(Partes do exercício)
1. Segundo o texto sobre despesas dedutíveis, em qual instituição Artur Mitsuo Miura é mestre em Direito?
2. Liste todas as palavras-chave apresentadas no texto sobre despesas dedutíveis.
3. Traduza para o inglês, por favor, esta frase do texto sobre despesas dedutíveis: "O conceito de renda para fins tributários deve obediência às diretrizes constitucionais e, sobretudo, à definição de renda como acréscimo patrimonial líquido, isto é, com exclusões na base de cálculo de despesas alinhadas para obtenção de receitas, uma vez que, se não incorridas, prejudicam a própria receita."

(Texto fornecido)
□ □ □ □
INTERPRETAÇÃO CASUÍSTICA: DESPESAS DEDUTÍVEIS E O CONSELHO ADMINISTRATIVO DE RECURSOS FISCAIS

Artur Mitsuo Miura
Maurício Dalri Timm do Valle

Artur Mitsuo Miura

Universidade Católica de Brasília

Mestre em Direito pela Universidade Católica de Brasília. Especialista em Agronegócio pela USP/Esalq. Especialista em Direito Ambiental pela UFPR. Especialista em Direito Tributário pela FGV/RJ. Pós-graduando em Contabilidade em IFRS na FEA/USP. Graduando em Ciências Econômicas na Universidade Estadual de Mato Grosso.

Maurício Dalri Timm do Valle

Universidade Federal do Paraná (UFPR)

Mestre e Doutor em Direito do Estado pela UFPR. Especialista em Direito Tributário pelo IBET. Pro-fessor coordenador do Programa de Pós-graduação stricto sensu em Direito da Universidade Católica de Brasília (UCB). Advogado.


Palavras-chave

Imposto de renda
Acréscimo patrimonial líquido
Deduções
Atividade rural

Resumo

O conceito de renda para fins tributários deve obediência às diretrizes constitucionais e, sobretudo, à definição de renda como acréscimo patrimonial líquido, isto é, com exclusões na base de cálculo de despesas alinhadas para obtenção de receitas, uma vez que, se não incorridas, prejudicam a própria receita. Para concretude do desiderato constitucional, na medida e nos limites da regra-matriz do imposto de renda, é preciso detalhar o alcance e a abrangência das despesas, o que se faz, dada a generalidade das regras previstas na legislação ordinária, de maneira casuística, mormente segundo o entendimento do Conselho Administrativo de Recursos Fiscais. Verifica-se, de outro lado, uma especialidade de tratamento à atividade rural, pelo qual suas particularidades, apesar de sujeitas ao mesmo regime geral da dedutibilidade, têm, como se disse, regramento próprio dando azo a interpretações distintivas, notadamente no alcance do conceito de despesa para a atividade.
□ □ □ □
Registros extraídos de um conjunto de dados

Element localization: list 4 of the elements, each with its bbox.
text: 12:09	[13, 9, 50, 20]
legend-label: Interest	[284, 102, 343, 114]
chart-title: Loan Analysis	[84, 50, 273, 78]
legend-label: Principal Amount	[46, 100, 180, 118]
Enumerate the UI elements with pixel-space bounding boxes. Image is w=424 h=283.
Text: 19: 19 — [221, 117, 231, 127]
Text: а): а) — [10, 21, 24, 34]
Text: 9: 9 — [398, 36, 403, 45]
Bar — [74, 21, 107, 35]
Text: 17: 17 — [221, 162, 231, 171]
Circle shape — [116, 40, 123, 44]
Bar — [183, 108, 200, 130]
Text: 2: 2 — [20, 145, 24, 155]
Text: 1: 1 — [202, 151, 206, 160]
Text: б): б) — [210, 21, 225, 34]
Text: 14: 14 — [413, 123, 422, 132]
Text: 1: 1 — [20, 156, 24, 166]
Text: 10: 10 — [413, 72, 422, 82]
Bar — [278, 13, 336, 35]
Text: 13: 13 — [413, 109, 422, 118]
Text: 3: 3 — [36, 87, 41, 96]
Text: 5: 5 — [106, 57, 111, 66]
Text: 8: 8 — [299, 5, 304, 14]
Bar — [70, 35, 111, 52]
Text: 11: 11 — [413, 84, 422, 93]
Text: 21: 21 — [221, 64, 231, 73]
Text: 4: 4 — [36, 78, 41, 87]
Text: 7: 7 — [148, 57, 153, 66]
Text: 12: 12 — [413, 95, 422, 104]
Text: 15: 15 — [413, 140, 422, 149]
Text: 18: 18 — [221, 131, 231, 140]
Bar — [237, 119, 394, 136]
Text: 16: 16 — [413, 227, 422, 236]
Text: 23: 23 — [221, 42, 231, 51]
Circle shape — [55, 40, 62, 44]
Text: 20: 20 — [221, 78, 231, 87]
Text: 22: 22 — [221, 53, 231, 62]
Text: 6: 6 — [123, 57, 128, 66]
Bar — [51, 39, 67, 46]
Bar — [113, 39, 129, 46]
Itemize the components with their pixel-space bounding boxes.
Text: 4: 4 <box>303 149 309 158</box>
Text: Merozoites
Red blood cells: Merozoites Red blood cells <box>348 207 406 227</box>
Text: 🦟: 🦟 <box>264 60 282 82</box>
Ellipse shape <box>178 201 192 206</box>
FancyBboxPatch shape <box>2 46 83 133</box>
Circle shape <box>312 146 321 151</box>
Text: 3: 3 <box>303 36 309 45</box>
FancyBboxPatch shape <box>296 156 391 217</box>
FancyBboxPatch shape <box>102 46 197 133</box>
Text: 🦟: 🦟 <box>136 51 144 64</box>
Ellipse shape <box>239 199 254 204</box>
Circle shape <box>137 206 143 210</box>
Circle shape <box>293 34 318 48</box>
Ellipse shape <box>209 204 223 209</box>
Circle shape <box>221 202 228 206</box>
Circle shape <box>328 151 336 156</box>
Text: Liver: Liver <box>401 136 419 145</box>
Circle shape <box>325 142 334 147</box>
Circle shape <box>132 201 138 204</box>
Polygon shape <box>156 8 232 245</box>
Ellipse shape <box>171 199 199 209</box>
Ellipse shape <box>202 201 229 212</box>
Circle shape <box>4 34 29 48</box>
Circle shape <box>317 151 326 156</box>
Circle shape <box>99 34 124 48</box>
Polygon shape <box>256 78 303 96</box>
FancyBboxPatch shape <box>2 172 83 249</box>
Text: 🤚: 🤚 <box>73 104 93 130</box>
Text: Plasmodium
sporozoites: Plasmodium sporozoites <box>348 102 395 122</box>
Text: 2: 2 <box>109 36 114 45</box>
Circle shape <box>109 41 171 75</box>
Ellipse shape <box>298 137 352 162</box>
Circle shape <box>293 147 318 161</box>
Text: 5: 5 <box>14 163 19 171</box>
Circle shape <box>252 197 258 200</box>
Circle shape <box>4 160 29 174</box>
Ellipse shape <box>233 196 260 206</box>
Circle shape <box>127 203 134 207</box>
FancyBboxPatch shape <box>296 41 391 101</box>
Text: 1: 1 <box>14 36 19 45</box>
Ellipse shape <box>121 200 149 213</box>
□ □ □ □
(Respostas da atividade)
1. Na Universidade Católica de Brasília.

2. Imposto de renda; Acréscimo patrimonial líquido; Deduções; Atividade rural.

3. The concept of income for tax purposes must comply with constitutional guidelines and, above all, with the definition of income as a net increase in wealth, that is, with exclusions from the tax base of expenses aligned with earning revenue, since, if not incurred, they impair the revenue itself.